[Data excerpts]

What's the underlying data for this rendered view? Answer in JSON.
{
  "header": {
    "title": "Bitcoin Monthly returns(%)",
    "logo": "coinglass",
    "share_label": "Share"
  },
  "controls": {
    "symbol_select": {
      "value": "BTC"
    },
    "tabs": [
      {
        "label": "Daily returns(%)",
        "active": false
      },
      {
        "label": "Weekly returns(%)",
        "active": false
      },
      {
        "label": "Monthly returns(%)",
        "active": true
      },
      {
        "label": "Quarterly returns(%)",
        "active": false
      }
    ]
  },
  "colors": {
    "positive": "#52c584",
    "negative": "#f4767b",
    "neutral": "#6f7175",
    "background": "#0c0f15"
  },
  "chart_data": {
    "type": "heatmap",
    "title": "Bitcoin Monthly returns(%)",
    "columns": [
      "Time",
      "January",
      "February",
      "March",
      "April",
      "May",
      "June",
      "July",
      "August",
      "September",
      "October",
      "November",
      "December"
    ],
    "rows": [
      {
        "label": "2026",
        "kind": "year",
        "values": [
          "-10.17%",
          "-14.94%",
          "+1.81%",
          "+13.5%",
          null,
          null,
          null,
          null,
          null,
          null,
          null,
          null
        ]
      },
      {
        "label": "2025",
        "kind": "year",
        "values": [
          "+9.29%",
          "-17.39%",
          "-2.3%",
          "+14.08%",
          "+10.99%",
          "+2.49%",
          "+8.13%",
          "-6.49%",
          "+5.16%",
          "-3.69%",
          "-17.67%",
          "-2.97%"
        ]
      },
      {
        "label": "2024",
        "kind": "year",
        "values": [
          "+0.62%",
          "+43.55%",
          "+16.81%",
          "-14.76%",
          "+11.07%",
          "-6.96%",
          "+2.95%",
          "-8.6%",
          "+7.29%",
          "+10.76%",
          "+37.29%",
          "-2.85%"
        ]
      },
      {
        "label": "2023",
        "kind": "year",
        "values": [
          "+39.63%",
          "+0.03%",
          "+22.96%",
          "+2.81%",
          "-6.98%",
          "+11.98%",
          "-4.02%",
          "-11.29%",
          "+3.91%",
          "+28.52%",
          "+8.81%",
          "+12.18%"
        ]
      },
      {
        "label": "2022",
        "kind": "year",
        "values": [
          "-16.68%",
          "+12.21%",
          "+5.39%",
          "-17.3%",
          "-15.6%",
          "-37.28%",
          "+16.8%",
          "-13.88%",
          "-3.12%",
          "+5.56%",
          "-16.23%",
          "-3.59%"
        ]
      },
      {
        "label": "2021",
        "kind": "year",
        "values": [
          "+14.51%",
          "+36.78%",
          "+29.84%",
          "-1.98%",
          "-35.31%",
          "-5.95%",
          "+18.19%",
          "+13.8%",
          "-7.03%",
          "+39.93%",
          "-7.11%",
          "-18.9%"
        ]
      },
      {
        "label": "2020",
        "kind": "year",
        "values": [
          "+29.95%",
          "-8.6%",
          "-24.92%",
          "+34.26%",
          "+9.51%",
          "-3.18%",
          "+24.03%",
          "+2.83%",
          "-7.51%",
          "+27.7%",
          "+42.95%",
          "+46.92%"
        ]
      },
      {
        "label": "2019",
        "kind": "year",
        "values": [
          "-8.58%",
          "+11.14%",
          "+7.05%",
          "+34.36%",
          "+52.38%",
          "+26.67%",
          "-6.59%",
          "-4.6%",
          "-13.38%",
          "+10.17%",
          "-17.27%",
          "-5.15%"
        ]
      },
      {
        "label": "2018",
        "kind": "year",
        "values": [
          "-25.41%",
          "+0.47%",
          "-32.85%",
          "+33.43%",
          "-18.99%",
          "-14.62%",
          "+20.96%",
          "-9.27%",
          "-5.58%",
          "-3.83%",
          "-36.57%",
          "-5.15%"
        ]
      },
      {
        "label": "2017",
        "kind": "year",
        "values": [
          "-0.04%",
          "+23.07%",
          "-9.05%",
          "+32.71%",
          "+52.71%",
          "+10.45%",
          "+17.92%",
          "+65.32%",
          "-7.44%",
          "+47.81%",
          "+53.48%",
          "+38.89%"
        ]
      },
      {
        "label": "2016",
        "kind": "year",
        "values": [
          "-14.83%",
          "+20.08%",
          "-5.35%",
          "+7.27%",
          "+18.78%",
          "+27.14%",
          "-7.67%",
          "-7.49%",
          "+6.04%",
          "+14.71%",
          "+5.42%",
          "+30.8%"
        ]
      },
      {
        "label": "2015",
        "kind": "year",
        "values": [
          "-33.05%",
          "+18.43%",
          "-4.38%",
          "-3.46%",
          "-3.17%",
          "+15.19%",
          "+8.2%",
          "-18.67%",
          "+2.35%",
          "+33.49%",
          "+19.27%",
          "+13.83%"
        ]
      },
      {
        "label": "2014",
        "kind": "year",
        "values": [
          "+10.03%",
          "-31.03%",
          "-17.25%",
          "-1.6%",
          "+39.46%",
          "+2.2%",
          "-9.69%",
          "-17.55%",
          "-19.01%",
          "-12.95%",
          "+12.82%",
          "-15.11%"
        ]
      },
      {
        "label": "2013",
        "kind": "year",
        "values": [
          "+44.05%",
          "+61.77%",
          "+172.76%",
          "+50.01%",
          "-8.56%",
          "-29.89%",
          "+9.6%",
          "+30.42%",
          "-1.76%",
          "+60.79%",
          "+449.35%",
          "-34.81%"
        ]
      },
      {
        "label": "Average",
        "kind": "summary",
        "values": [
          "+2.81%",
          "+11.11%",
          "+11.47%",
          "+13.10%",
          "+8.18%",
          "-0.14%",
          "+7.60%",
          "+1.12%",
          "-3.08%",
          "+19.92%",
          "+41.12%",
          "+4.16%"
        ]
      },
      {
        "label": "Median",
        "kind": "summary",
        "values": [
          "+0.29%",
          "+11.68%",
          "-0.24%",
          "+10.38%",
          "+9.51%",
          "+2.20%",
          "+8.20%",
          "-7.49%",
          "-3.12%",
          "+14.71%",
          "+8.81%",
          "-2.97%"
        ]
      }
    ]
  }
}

# GIVEN TASK:
Please set down the whole listing above without altering a single line.

# TASK RESULT:
What's the underlying data for this rendered view? Answer in JSON.
{
  "header": {
    "title": "Bitcoin Monthly returns(%)",
    "logo": "coinglass",
    "share_label": "Share"
  },
  "controls": {
    "symbol_select": {
      "value": "BTC"
    },
    "tabs": [
      {
        "label": "Daily returns(%)",
        "active": false
      },
      {
        "label": "Weekly returns(%)",
        "active": false
      },
      {
        "label": "Monthly returns(%)",
        "active": true
      },
      {
        "label": "Quarterly returns(%)",
        "active": false
      }
    ]
  },
  "colors": {
    "positive": "#52c584",
    "negative": "#f4767b",
    "neutral": "#6f7175",
    "background": "#0c0f15"
  },
  "chart_data": {
    "type": "heatmap",
    "title": "Bitcoin Monthly returns(%)",
    "columns": [
      "Time",
      "January",
      "February",
      "March",
      "April",
      "May",
      "June",
      "July",
      "August",
      "September",
      "October",
      "November",
      "December"
    ],
    "rows": [
      {
        "label": "2026",
        "kind": "year",
        "values": [
          "-10.17%",
          "-14.94%",
          "+1.81%",
          "+13.5%",
          null,
          null,
          null,
          null,
          null,
          null,
          null,
          null
        ]
      },
      {
        "label": "2025",
        "kind": "year",
        "values": [
          "+9.29%",
          "-17.39%",
          "-2.3%",
          "+14.08%",
          "+10.99%",
          "+2.49%",
          "+8.13%",
          "-6.49%",
          "+5.16%",
          "-3.69%",
          "-17.67%",
          "-2.97%"
        ]
      },
      {
        "label": "2024",
        "kind": "year",
        "values": [
          "+0.62%",
          "+43.55%",
          "+16.81%",
          "-14.76%",
          "+11.07%",
          "-6.96%",
          "+2.95%",
          "-8.6%",
          "+7.29%",
          "+10.76%",
          "+37.29%",
          "-2.85%"
        ]
      },
      {
        "label": "2023",
        "kind": "year",
        "values": [
          "+39.63%",
          "+0.03%",
          "+22.96%",
          "+2.81%",
          "-6.98%",
          "+11.98%",
          "-4.02%",
          "-11.29%",
          "+3.91%",
          "+28.52%",
          "+8.81%",
          "+12.18%"
        ]
      },
      {
        "label": "2022",
        "kind": "year",
        "values": [
          "-16.68%",
          "+12.21%",
          "+5.39%",
          "-17.3%",
          "-15.6%",
          "-37.28%",
          "+16.8%",
          "-13.88%",
          "-3.12%",
          "+5.56%",
          "-16.23%",
          "-3.59%"
        ]
      },
      {
        "label": "2021",
        "kind": "year",
        "values": [
          "+14.51%",
          "+36.78%",
          "+29.84%",
          "-1.98%",
          "-35.31%",
          "-5.95%",
          "+18.19%",
          "+13.8%",
          "-7.03%",
          "+39.93%",
          "-7.11%",
          "-18.9%"
        ]
      },
      {
        "label": "2020",
        "kind": "year",
        "values": [
          "+29.95%",
          "-8.6%",
          "-24.92%",
          "+34.26%",
          "+9.51%",
          "-3.18%",
          "+24.03%",
          "+2.83%",
          "-7.51%",
          "+27.7%",
          "+42.95%",
          "+46.92%"
        ]
      },
      {
        "label": "2019",
        "kind": "year",
        "values": [
          "-8.58%",
          "+11.14%",
          "+7.05%",
          "+34.36%",
          "+52.38%",
          "+26.67%",
          "-6.59%",
          "-4.6%",
          "-13.38%",
          "+10.17%",
          "-17.27%",
          "-5.15%"
        ]
      },
      {
        "label": "2018",
        "kind": "year",
        "values": [
          "-25.41%",
          "+0.47%",
          "-32.85%",
          "+33.43%",
          "-18.99%",
          "-14.62%",
          "+20.96%",
          "-9.27%",
          "-5.58%",
          "-3.83%",
          "-36.57%",
          "-5.15%"
        ]
      },
      {
        "label": "2017",
        "kind": "year",
        "values": [
          "-0.04%",
          "+23.07%",
          "-9.05%",
          "+32.71%",
          "+52.71%",
          "+10.45%",
          "+17.92%",
          "+65.32%",
          "-7.44%",
          "+47.81%",
          "+53.48%",
          "+38.89%"
        ]
      },
      {
        "label": "2016",
        "kind": "year",
        "values": [
          "-14.83%",
          "+20.08%",
          "-5.35%",
          "+7.27%",
          "+18.78%",
          "+27.14%",
          "-7.67%",
          "-7.49%",
          "+6.04%",
          "+14.71%",
          "+5.42%",
          "+30.8%"
        ]
      },
      {
        "label": "2015",
        "kind": "year",
        "values": [
          "-33.05%",
          "+18.43%",
          "-4.38%",
          "-3.46%",
          "-3.17%",
          "+15.19%",
          "+8.2%",
          "-18.67%",
          "+2.35%",
          "+33.49%",
          "+19.27%",
          "+13.83%"
        ]
      },
      {
        "label": "2014",
        "kind": "year",
        "values": [
          "+10.03%",
          "-31.03%",
          "-17.25%",
          "-1.6%",
          "+39.46%",
          "+2.2%",
          "-9.69%",
          "-17.55%",
          "-19.01%",
          "-12.95%",
          "+12.82%",
          "-15.11%"
        ]
      },
      {
        "label": "2013",
        "kind": "year",
        "values": [
          "+44.05%",
          "+61.77%",
          "+172.76%",
          "+50.01%",
          "-8.56%",
          "-29.89%",
          "+9.6%",
          "+30.42%",
          "-1.76%",
          "+60.79%",
          "+449.35%",
          "-34.81%"
        ]
      },
      {
        "label": "Average",
        "kind": "summary",
        "values": [
          "+2.81%",
          "+11.11%",
          "+11.47%",
          "+13.10%",
          "+8.18%",
          "-0.14%",
          "+7.60%",
          "+1.12%",
          "-3.08%",
          "+19.92%",
          "+41.12%",
          "+4.16%"
        ]
      },
      {
        "label": "Median",
        "kind": "summary",
        "values": [
          "+0.29%",
          "+11.68%",
          "-0.24%",
          "+10.38%",
          "+9.51%",
          "+2.20%",
          "+8.20%",
          "-7.49%",
          "-3.12%",
          "+14.71%",
          "+8.81%",
          "-2.97%"
        ]
      }
    ]
  }
}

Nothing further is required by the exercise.